Required work: Copy the data below exactly.
------ Task inputs
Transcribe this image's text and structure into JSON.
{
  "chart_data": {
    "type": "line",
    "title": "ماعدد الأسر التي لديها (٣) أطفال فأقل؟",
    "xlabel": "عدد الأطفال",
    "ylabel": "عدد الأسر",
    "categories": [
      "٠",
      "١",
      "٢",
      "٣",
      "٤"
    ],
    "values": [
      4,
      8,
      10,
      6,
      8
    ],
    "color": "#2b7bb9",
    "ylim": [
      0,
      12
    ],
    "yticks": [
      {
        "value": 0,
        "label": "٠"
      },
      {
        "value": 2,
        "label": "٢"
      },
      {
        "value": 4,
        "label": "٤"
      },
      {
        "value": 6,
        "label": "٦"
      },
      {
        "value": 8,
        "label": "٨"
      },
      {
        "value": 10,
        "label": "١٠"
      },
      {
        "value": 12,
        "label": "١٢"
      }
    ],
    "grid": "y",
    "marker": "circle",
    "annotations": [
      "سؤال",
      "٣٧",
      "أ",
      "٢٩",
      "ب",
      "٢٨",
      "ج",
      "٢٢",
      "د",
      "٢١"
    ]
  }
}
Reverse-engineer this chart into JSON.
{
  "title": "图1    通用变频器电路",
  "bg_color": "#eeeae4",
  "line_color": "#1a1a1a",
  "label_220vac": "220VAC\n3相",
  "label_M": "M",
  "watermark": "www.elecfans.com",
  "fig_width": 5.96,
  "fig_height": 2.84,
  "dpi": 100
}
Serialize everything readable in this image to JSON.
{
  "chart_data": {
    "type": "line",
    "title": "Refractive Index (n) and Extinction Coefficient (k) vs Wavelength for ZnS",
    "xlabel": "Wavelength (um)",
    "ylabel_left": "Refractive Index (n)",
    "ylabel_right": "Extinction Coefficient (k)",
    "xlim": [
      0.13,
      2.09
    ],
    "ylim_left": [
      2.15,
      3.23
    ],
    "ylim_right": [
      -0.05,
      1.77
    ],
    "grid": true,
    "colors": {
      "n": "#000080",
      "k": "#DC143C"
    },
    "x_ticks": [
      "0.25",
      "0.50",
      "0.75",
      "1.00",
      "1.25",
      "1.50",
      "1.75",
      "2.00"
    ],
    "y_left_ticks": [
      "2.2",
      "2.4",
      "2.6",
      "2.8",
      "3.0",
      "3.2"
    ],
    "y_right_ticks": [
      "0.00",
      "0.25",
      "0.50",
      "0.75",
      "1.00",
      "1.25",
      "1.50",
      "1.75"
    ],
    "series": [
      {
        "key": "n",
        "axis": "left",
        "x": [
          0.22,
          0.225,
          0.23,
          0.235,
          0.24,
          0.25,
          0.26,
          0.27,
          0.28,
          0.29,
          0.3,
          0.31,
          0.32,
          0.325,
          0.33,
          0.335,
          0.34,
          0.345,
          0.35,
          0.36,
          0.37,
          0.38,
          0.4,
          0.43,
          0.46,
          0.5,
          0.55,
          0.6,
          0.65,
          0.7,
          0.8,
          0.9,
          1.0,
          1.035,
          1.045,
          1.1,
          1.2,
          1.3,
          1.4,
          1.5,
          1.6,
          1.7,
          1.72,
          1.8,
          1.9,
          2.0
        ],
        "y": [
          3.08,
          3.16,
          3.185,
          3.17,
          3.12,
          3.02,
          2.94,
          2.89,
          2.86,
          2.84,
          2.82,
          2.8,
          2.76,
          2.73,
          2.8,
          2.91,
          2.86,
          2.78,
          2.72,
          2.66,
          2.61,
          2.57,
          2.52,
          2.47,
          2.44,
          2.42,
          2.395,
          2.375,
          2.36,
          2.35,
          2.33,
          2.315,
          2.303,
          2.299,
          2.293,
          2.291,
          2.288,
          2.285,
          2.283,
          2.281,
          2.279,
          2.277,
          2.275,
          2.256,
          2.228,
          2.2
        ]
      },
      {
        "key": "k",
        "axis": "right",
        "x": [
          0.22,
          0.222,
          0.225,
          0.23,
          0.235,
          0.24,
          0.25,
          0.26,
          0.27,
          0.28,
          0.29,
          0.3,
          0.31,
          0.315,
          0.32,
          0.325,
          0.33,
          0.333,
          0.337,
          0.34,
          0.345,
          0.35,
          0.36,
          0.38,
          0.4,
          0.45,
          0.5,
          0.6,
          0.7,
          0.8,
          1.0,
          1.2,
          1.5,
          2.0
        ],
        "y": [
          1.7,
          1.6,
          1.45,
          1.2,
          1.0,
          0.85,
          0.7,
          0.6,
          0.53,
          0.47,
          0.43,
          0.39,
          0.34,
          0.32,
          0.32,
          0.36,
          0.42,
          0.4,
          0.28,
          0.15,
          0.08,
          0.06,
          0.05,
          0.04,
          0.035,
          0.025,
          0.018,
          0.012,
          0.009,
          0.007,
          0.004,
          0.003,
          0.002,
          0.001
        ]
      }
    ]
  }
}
------------
Task response:
Transcribe this image's text and structure into JSON.
{
  "chart_data": {
    "type": "line",
    "title": "ماعدد الأسر التي لديها (٣) أطفال فأقل؟",
    "xlabel": "عدد الأطفال",
    "ylabel": "عدد الأسر",
    "categories": [
      "٠",
      "١",
      "٢",
      "٣",
      "٤"
    ],
    "values": [
      4,
      8,
      10,
      6,
      8
    ],
    "color": "#2b7bb9",
    "ylim": [
      0,
      12
    ],
    "yticks": [
      {
        "value": 0,
        "label": "٠"
      },
      {
        "value": 2,
        "label": "٢"
      },
      {
        "value": 4,
        "label": "٤"
      },
      {
        "value": 6,
        "label": "٦"
      },
      {
        "value": 8,
        "label": "٨"
      },
      {
        "value": 10,
        "label": "١٠"
      },
      {
        "value": 12,
        "label": "١٢"
      }
    ],
    "grid": "y",
    "marker": "circle",
    "annotations": [
      "سؤال",
      "٣٧",
      "أ",
      "٢٩",
      "ب",
      "٢٨",
      "ج",
      "٢٢",
      "د",
      "٢١"
    ]
  }
}
Reverse-engineer this chart into JSON.
{
  "title": "图1    通用变频器电路",
  "bg_color": "#eeeae4",
  "line_color": "#1a1a1a",
  "label_220vac": "220VAC\n3相",
  "label_M": "M",
  "watermark": "www.elecfans.com",
  "fig_width": 5.96,
  "fig_height": 2.84,
  "dpi": 100
}
Serialize everything readable in this image to JSON.
{
  "chart_data": {
    "type": "line",
    "title": "Refractive Index (n) and Extinction Coefficient (k) vs Wavelength for ZnS",
    "xlabel": "Wavelength (um)",
    "ylabel_left": "Refractive Index (n)",
    "ylabel_right": "Extinction Coefficient (k)",
    "xlim": [
      0.13,
      2.09
    ],
    "ylim_left": [
      2.15,
      3.23
    ],
    "ylim_right": [
      -0.05,
      1.77
    ],
    "grid": true,
    "colors": {
      "n": "#000080",
      "k": "#DC143C"
    },
    "x_ticks": [
      "0.25",
      "0.50",
      "0.75",
      "1.00",
      "1.25",
      "1.50",
      "1.75",
      "2.00"
    ],
    "y_left_ticks": [
      "2.2",
      "2.4",
      "2.6",
      "2.8",
      "3.0",
      "3.2"
    ],
    "y_right_ticks": [
      "0.00",
      "0.25",
      "0.50",
      "0.75",
      "1.00",
      "1.25",
      "1.50",
      "1.75"
    ],
    "series": [
      {
        "key": "n",
        "axis": "left",
        "x": [
          0.22,
          0.225,
          0.23,
          0.235,
          0.24,
          0.25,
          0.26,
          0.27,
          0.28,
          0.29,
          0.3,
          0.31,
          0.32,
          0.325,
          0.33,
          0.335,
          0.34,
          0.345,
          0.35,
          0.36,
          0.37,
          0.38,
          0.4,
          0.43,
          0.46,
          0.5,
          0.55,
          0.6,
          0.65,
          0.7,
          0.8,
          0.9,
          1.0,
          1.035,
          1.045,
          1.1,
          1.2,
          1.3,
          1.4,
          1.5,
          1.6,
          1.7,
          1.72,
          1.8,
          1.9,
          2.0
        ],
        "y": [
          3.08,
          3.16,
          3.185,
          3.17,
          3.12,
          3.02,
          2.94,
          2.89,
          2.86,
          2.84,
          2.82,
          2.8,
          2.76,
          2.73,
          2.8,
          2.91,
          2.86,
          2.78,
          2.72,
          2.66,
          2.61,
          2.57,
          2.52,
          2.47,
          2.44,
          2.42,
          2.395,
          2.375,
          2.36,
          2.35,
          2.33,
          2.315,
          2.303,
          2.299,
          2.293,
          2.291,
          2.288,
          2.285,
          2.283,
          2.281,
          2.279,
          2.277,
          2.275,
          2.256,
          2.228,
          2.2
        ]
      },
      {
        "key": "k",
        "axis": "right",
        "x": [
          0.22,
          0.222,
          0.225,
          0.23,
          0.235,
          0.24,
          0.25,
          0.26,
          0.27,
          0.28,
          0.29,
          0.3,
          0.31,
          0.315,
          0.32,
          0.325,
          0.33,
          0.333,
          0.337,
          0.34,
          0.345,
          0.35,
          0.36,
          0.38,
          0.4,
          0.45,
          0.5,
          0.6,
          0.7,
          0.8,
          1.0,
          1.2,
          1.5,
          2.0
        ],
        "y": [
          1.7,
          1.6,
          1.45,
          1.2,
          1.0,
          0.85,
          0.7,
          0.6,
          0.53,
          0.47,
          0.43,
          0.39,
          0.34,
          0.32,
          0.32,
          0.36,
          0.42,
          0.4,
          0.28,
          0.15,
          0.08,
          0.06,
          0.05,
          0.04,
          0.035,
          0.025,
          0.018,
          0.012,
          0.009,
          0.007,
          0.004,
          0.003,
          0.002,
          0.001
        ]
      }
    ]
  }
}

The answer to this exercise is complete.